** Exercise directions **
Give every line below again, exactly.

..............................

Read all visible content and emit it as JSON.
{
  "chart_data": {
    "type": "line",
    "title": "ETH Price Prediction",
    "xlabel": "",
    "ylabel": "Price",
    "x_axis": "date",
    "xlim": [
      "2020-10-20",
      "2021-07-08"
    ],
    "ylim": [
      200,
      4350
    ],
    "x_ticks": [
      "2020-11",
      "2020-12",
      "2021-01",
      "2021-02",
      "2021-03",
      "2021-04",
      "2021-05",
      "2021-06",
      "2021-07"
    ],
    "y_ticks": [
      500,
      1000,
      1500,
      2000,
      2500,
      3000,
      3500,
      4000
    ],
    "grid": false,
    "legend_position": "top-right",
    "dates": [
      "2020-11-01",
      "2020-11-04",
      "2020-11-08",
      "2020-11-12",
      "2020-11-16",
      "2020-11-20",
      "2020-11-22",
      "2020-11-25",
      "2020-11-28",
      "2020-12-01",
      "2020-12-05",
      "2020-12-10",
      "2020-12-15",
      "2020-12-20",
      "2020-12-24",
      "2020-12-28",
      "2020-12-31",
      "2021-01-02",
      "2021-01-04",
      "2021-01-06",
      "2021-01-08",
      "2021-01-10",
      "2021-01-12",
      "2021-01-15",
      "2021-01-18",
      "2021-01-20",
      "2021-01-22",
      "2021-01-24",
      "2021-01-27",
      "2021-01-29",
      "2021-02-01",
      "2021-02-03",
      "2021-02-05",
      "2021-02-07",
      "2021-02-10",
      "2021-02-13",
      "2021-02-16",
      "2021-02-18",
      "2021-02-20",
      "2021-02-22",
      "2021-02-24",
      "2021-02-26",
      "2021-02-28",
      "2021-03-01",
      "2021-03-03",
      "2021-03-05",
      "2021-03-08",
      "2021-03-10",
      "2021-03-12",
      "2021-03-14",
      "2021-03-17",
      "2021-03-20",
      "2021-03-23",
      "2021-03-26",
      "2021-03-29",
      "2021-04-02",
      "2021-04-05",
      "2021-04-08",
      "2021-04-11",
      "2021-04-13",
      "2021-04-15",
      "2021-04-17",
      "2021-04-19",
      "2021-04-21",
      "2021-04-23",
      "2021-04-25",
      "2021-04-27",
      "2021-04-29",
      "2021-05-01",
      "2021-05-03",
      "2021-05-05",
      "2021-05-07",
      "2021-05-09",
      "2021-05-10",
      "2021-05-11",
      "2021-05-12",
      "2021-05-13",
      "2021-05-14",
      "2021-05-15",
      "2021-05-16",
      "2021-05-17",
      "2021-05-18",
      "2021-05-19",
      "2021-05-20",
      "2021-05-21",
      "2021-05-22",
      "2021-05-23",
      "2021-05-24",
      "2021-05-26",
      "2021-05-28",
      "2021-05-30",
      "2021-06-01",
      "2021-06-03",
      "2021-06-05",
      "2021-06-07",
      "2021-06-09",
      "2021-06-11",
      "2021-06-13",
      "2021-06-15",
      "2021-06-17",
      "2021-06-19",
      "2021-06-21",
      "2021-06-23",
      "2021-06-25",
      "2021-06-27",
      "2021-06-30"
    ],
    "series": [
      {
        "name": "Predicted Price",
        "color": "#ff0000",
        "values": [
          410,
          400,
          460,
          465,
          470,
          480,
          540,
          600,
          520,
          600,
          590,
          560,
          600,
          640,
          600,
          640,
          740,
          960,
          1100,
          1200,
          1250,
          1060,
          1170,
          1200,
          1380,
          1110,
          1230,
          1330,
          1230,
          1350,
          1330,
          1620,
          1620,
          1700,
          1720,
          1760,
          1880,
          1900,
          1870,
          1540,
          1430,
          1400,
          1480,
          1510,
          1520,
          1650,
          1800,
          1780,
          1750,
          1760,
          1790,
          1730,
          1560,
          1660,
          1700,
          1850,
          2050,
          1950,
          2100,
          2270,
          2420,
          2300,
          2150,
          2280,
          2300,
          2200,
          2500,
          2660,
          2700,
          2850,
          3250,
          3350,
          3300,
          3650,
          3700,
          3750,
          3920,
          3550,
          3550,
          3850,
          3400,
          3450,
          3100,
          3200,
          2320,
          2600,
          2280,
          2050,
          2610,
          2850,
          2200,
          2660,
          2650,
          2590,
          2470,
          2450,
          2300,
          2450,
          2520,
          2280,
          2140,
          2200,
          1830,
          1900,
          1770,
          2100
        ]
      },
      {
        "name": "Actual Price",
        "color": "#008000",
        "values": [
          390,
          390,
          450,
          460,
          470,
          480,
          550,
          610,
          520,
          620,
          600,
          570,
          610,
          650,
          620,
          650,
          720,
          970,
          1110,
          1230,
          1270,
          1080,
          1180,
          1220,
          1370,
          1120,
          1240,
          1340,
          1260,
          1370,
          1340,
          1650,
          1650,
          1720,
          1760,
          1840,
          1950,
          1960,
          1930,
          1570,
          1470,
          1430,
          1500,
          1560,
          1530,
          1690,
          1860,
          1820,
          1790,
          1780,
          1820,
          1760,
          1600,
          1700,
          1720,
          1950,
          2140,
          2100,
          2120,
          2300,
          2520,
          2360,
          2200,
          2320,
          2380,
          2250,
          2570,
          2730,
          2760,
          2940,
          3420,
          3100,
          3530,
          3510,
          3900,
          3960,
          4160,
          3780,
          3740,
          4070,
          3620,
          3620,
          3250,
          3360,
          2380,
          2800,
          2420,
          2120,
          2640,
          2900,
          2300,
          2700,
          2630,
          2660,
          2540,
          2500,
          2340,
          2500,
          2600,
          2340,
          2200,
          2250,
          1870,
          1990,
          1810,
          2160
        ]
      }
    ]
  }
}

..............................

** Exercise answer **
Read all visible content and emit it as JSON.
{
  "chart_data": {
    "type": "line",
    "title": "ETH Price Prediction",
    "xlabel": "",
    "ylabel": "Price",
    "x_axis": "date",
    "xlim": [
      "2020-10-20",
      "2021-07-08"
    ],
    "ylim": [
      200,
      4350
    ],
    "x_ticks": [
      "2020-11",
      "2020-12",
      "2021-01",
      "2021-02",
      "2021-03",
      "2021-04",
      "2021-05",
      "2021-06",
      "2021-07"
    ],
    "y_ticks": [
      500,
      1000,
      1500,
      2000,
      2500,
      3000,
      3500,
      4000
    ],
    "grid": false,
    "legend_position": "top-right",
    "dates": [
      "2020-11-01",
      "2020-11-04",
      "2020-11-08",
      "2020-11-12",
      "2020-11-16",
      "2020-11-20",
      "2020-11-22",
      "2020-11-25",
      "2020-11-28",
      "2020-12-01",
      "2020-12-05",
      "2020-12-10",
      "2020-12-15",
      "2020-12-20",
      "2020-12-24",
      "2020-12-28",
      "2020-12-31",
      "2021-01-02",
      "2021-01-04",
      "2021-01-06",
      "2021-01-08",
      "2021-01-10",
      "2021-01-12",
      "2021-01-15",
      "2021-01-18",
      "2021-01-20",
      "2021-01-22",
      "2021-01-24",
      "2021-01-27",
      "2021-01-29",
      "2021-02-01",
      "2021-02-03",
      "2021-02-05",
      "2021-02-07",
      "2021-02-10",
      "2021-02-13",
      "2021-02-16",
      "2021-02-18",
      "2021-02-20",
      "2021-02-22",
      "2021-02-24",
      "2021-02-26",
      "2021-02-28",
      "2021-03-01",
      "2021-03-03",
      "2021-03-05",
      "2021-03-08",
      "2021-03-10",
      "2021-03-12",
      "2021-03-14",
      "2021-03-17",
      "2021-03-20",
      "2021-03-23",
      "2021-03-26",
      "2021-03-29",
      "2021-04-02",
      "2021-04-05",
      "2021-04-08",
      "2021-04-11",
      "2021-04-13",
      "2021-04-15",
      "2021-04-17",
      "2021-04-19",
      "2021-04-21",
      "2021-04-23",
      "2021-04-25",
      "2021-04-27",
      "2021-04-29",
      "2021-05-01",
      "2021-05-03",
      "2021-05-05",
      "2021-05-07",
      "2021-05-09",
      "2021-05-10",
      "2021-05-11",
      "2021-05-12",
      "2021-05-13",
      "2021-05-14",
      "2021-05-15",
      "2021-05-16",
      "2021-05-17",
      "2021-05-18",
      "2021-05-19",
      "2021-05-20",
      "2021-05-21",
      "2021-05-22",
      "2021-05-23",
      "2021-05-24",
      "2021-05-26",
      "2021-05-28",
      "2021-05-30",
      "2021-06-01",
      "2021-06-03",
      "2021-06-05",
      "2021-06-07",
      "2021-06-09",
      "2021-06-11",
      "2021-06-13",
      "2021-06-15",
      "2021-06-17",
      "2021-06-19",
      "2021-06-21",
      "2021-06-23",
      "2021-06-25",
      "2021-06-27",
      "2021-06-30"
    ],
    "series": [
      {
        "name": "Predicted Price",
        "color": "#ff0000",
        "values": [
          410,
          400,
          460,
          465,
          470,
          480,
          540,
          600,
          520,
          600,
          590,
          560,
          600,
          640,
          600,
          640,
          740,
          960,
          1100,
          1200,
          1250,
          1060,
          1170,
          1200,
          1380,
          1110,
          1230,
          1330,
          1230,
          1350,
          1330,
          1620,
          1620,
          1700,
          1720,
          1760,
          1880,
          1900,
          1870,
          1540,
          1430,
          1400,
          1480,
          1510,
          1520,
          1650,
          1800,
          1780,
          1750,
          1760,
          1790,
          1730,
          1560,
          1660,
          1700,
          1850,
          2050,
          1950,
          2100,
          2270,
          2420,
          2300,
          2150,
          2280,
          2300,
          2200,
          2500,
          2660,
          2700,
          2850,
          3250,
          3350,
          3300,
          3650,
          3700,
          3750,
          3920,
          3550,
          3550,
          3850,
          3400,
          3450,
          3100,
          3200,
          2320,
          2600,
          2280,
          2050,
          2610,
          2850,
          2200,
          2660,
          2650,
          2590,
          2470,
          2450,
          2300,
          2450,
          2520,
          2280,
          2140,
          2200,
          1830,
          1900,
          1770,
          2100
        ]
      },
      {
        "name": "Actual Price",
        "color": "#008000",
        "values": [
          390,
          390,
          450,
          460,
          470,
          480,
          550,
          610,
          520,
          620,
          600,
          570,
          610,
          650,
          620,
          650,
          720,
          970,
          1110,
          1230,
          1270,
          1080,
          1180,
          1220,
          1370,
          1120,
          1240,
          1340,
          1260,
          1370,
          1340,
          1650,
          1650,
          1720,
          1760,
          1840,
          1950,
          1960,
          1930,
          1570,
          1470,
          1430,
          1500,
          1560,
          1530,
          1690,
          1860,
          1820,
          1790,
          1780,
          1820,
          1760,
          1600,
          1700,
          1720,
          1950,
          2140,
          2100,
          2120,
          2300,
          2520,
          2360,
          2200,
          2320,
          2380,
          2250,
          2570,
          2730,
          2760,
          2940,
          3420,
          3100,
          3530,
          3510,
          3900,
          3960,
          4160,
          3780,
          3740,
          4070,
          3620,
          3620,
          3250,
          3360,
          2380,
          2800,
          2420,
          2120,
          2640,
          2900,
          2300,
          2700,
          2630,
          2660,
          2540,
          2500,
          2340,
          2500,
          2600,
          2340,
          2200,
          2250,
          1870,
          1990,
          1810,
          2160
        ]
      }
    ]
  }
}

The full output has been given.